* _Entries provided_:

= = = = = = =

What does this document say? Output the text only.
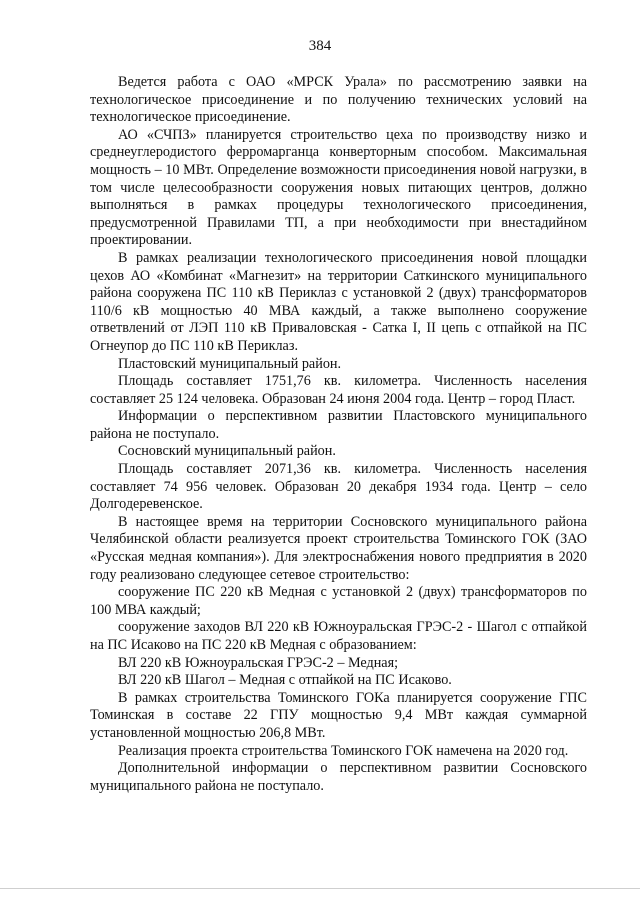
384

Ведется работа с ОАО «МРСК Урала» по рассмотрению заявки на технологическое присоединение и по получению технических условий на технологическое присоединение.

АО «СЧПЗ» планируется строительство цеха по производству низко и среднеуглеродистого ферромарганца конверторным способом. Максимальная мощность – 10 МВт. Определение возможности присоединения новой нагрузки, в том числе целесообразности сооружения новых питающих центров, должно выполняться в рамках процедуры технологического присоединения, предусмотренной Правилами ТП, а при необходимости при внестадийном проектировании.

В рамках реализации технологического присоединения новой площадки цехов АО «Комбинат «Магнезит» на территории Саткинского муниципального района сооружена ПС 110 кВ Периклаз с установкой 2 (двух) трансформаторов 110/6 кВ мощностью 40 МВА каждый, а также выполнено сооружение ответвлений от ЛЭП 110 кВ Приваловская - Сатка I, II цепь с отпайкой на ПС Огнеупор до ПС 110 кВ Периклаз.

Пластовский муниципальный район.

Площадь составляет 1751,76 кв. километра. Численность населения составляет 25 124 человека. Образован 24 июня 2004 года. Центр – город Пласт.

Информации о перспективном развитии Пластовского муниципального района не поступало.

Сосновский муниципальный район.

Площадь составляет 2071,36 кв. километра. Численность населения составляет 74 956 человек. Образован 20 декабря 1934 года. Центр – село Долгодеревенское.

В настоящее время на территории Сосновского муниципального района Челябинской области реализуется проект строительства Томинского ГОК (ЗАО «Русская медная компания»). Для электроснабжения нового предприятия в 2020 году реализовано следующее сетевое строительство:

сооружение ПС 220 кВ Медная с установкой 2 (двух) трансформаторов по 100 МВА каждый;

сооружение заходов ВЛ 220 кВ Южноуральская ГРЭС-2 - Шагол с отпайкой на ПС Исаково на ПС 220 кВ Медная с образованием:

ВЛ 220 кВ Южноуральская ГРЭС-2 – Медная;

ВЛ 220 кВ Шагол – Медная с отпайкой на ПС Исаково.

В рамках строительства Томинского ГОКа планируется сооружение ГПС Томинская в составе 22 ГПУ мощностью 9,4 МВт каждая суммарной установленной мощностью 206,8 МВт.

Реализация проекта строительства Томинского ГОК намечена на 2020 год.

Дополнительной информации о перспективном развитии Сосновского муниципального района не поступало.
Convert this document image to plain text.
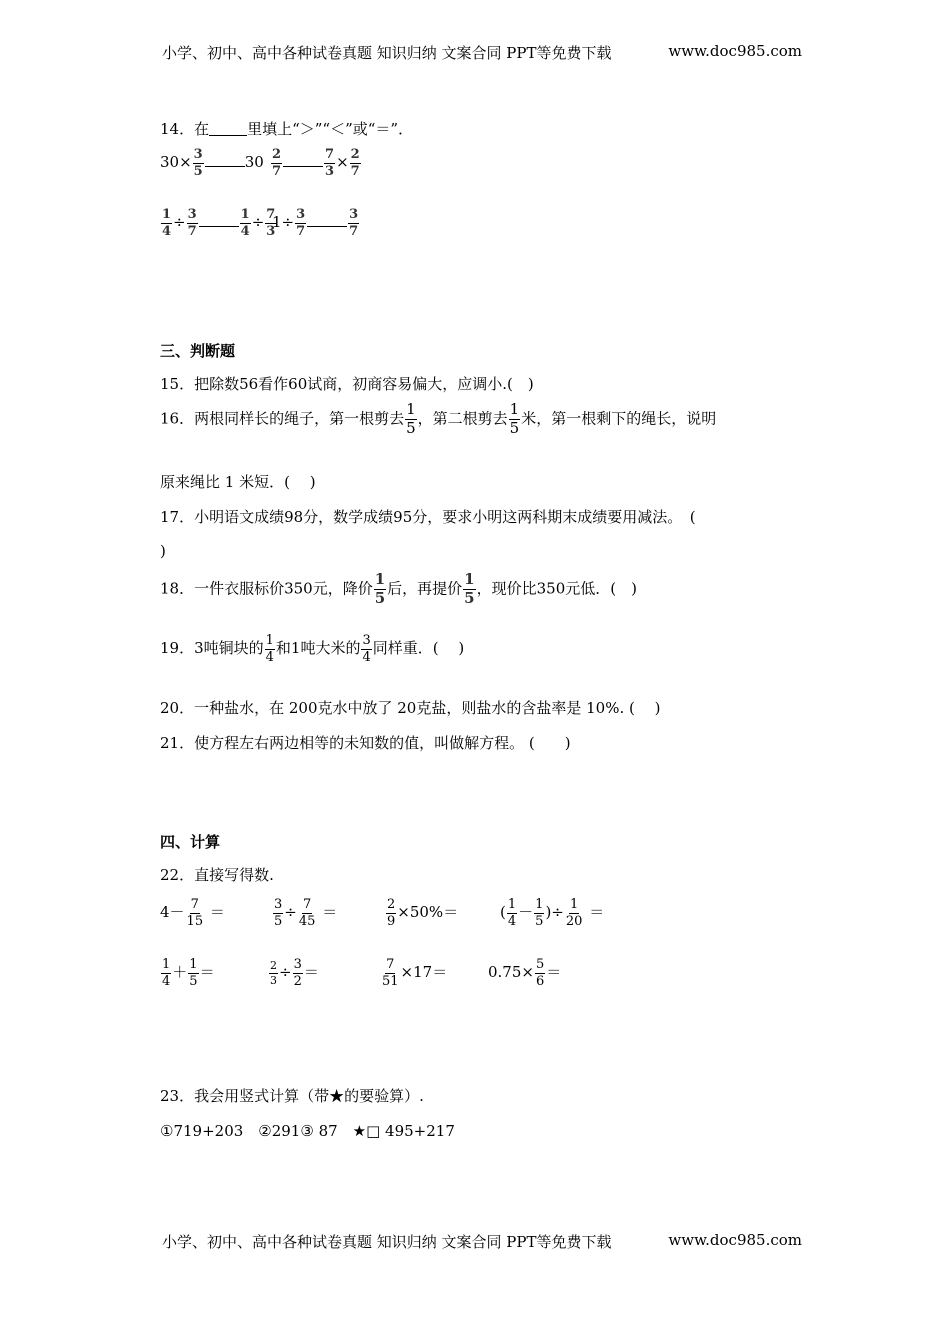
小学、初中、高中各种试卷真题 知识归纳 文案合同 PPT等免费下载	www.doc985.com
14．在	里填上“＞”“＜”或“＝”．
$30\times \frac{3}{5}$	$30 \frac{2}{7}$	$\frac{7}{3} \times \frac{2}{7}$
$\frac{1}{4} \div \frac{3}{7}$	$\frac{1}{4} \div \frac{7}{3}$
$1\div \frac{3}{7}$	$\frac{3}{7}$
三、判断题
15．把除数56看作60试商，初商容易偏大，应调小.(　)
16．两根同样长的绳子，第一根剪去 $\frac{1}{5}$ ，第二根剪去 $\frac{1}{5}$ 米，第一根剩下的绳长，说明
原来绳比 1 米短．(　 )
17．小明语文成绩98分，数学成绩95分，要求小明这两科期末成绩要用减法。　(
)
18．一件衣服标价350元，降价 $\frac{1}{5}$ 后，再提价 $\frac{1}{5}$ ，现价比350元低．(　)
19．3吨铜块的 $\frac{1}{4}$ 和1吨大米的 $\frac{3}{4}$ 同样重．(　 )
20．一种盐水，在 200克水中放了 20克盐，则盐水的含盐率是 10%. (　 )
21．使方程左右两边相等的未知数的值，叫做解方程。 (　　)
四、计算
22．直接写得数.
$4- \frac{7}{15}$ ＝	$\frac{3}{5} \div \frac{7}{45}$ ＝	$\frac{2}{9} \times 50\%=$	( $\frac{1}{4} - \frac{1}{5}$ )÷ $\frac{1}{20}$ ＝
$\frac{1}{4} + \frac{1}{5}$ ＝	$\frac{2}{3} \div \frac{3}{2}$ ＝	$\frac{7}{51} \times 17=$	$0.75\times \frac{5}{6}$ ＝
23．我会用竖式计算（带★的要验算）.
①719+203　②291③ 87　★□ 495+217
小学、初中、高中各种试卷真题 知识归纳 文案合同 PPT等免费下载	www.doc985.com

= = = = = = =

* _To be done_:
Search the data above for the string "поступало" and copy each line that has it.

* _Task answer_:
Информации о перспективном развитии Пластовского муниципального района не поступало.
Дополнительной информации о перспективном развитии Сосновского муниципального района не поступало.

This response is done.